_Data tied to figure images_:
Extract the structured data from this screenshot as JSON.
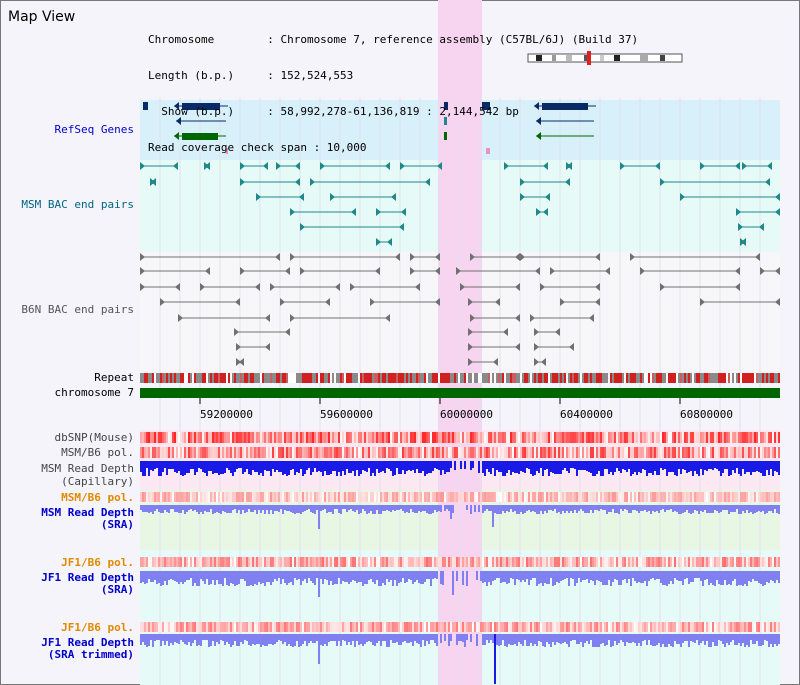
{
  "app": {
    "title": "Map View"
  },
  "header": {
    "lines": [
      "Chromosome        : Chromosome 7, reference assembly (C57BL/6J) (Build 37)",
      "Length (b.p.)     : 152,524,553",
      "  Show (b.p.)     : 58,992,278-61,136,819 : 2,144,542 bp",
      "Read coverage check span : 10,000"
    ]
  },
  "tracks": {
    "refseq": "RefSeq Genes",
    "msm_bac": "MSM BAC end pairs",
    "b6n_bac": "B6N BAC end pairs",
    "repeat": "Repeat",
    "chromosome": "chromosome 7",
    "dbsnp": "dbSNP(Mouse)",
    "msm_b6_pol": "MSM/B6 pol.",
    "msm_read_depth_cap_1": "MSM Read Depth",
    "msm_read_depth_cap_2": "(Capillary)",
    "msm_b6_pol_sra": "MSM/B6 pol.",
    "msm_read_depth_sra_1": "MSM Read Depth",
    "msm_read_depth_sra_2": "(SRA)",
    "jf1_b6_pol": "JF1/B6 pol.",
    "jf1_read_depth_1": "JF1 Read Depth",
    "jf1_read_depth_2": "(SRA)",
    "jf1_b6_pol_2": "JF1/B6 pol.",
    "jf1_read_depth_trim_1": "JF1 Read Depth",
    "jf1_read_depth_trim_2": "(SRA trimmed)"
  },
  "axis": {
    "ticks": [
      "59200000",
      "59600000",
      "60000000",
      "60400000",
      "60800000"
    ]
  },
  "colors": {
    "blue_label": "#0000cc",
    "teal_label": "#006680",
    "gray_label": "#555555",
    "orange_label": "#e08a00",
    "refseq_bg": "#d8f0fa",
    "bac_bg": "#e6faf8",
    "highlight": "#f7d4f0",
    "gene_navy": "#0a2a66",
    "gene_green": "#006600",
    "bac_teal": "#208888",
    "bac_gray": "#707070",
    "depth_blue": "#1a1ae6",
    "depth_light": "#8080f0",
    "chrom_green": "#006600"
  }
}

_WHAT IS BEING ASKED_:
Where a line above includes "pairs", copy that line.

_EXERCISE SOLUTION_:
    "msm_bac": "MSM BAC end pairs",
    "b6n_bac": "B6N BAC end pairs",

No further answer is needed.